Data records

+-------+

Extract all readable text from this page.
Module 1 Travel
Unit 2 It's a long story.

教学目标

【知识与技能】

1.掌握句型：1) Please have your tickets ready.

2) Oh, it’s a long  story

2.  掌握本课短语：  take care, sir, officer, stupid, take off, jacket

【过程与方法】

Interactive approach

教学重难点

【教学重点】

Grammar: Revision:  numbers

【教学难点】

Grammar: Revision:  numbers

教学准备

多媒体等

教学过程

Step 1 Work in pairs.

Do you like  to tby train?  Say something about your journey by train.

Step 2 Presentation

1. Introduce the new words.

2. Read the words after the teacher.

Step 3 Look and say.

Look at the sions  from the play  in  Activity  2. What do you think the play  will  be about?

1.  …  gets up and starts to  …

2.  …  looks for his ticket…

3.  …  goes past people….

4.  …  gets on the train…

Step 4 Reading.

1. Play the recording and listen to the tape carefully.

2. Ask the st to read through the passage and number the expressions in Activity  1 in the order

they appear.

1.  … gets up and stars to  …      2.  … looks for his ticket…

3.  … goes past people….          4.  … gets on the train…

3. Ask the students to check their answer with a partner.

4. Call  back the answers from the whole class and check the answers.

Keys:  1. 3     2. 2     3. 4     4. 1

+-------+

__What to work on__.
Please return the data above exactly as given.

__Result__.
Extract all readable text from this page.
Module 1 Travel
Unit 2 It's a long story.

教学目标

【知识与技能】

1.掌握句型：1) Please have your tickets ready.

2) Oh, it’s a long  story

2.  掌握本课短语：  take care, sir, officer, stupid, take off, jacket

【过程与方法】

Interactive approach

教学重难点

【教学重点】

Grammar: Revision:  numbers

【教学难点】

Grammar: Revision:  numbers

教学准备

多媒体等

教学过程

Step 1 Work in pairs.

Do you like  to tby train?  Say something about your journey by train.

Step 2 Presentation

1. Introduce the new words.

2. Read the words after the teacher.

Step 3 Look and say.

Look at the sions  from the play  in  Activity  2. What do you think the play  will  be about?

1.  …  gets up and starts to  …

2.  …  looks for his ticket…

3.  …  goes past people….

4.  …  gets on the train…

Step 4 Reading.

1. Play the recording and listen to the tape carefully.

2. Ask the st to read through the passage and number the expressions in Activity  1 in the order

they appear.

1.  … gets up and stars to  …      2.  … looks for his ticket…

3.  … goes past people….          4.  … gets on the train…

3. Ask the students to check their answer with a partner.

4. Call  back the answers from the whole class and check the answers.

Keys:  1. 3     2. 2     3. 4     4. 1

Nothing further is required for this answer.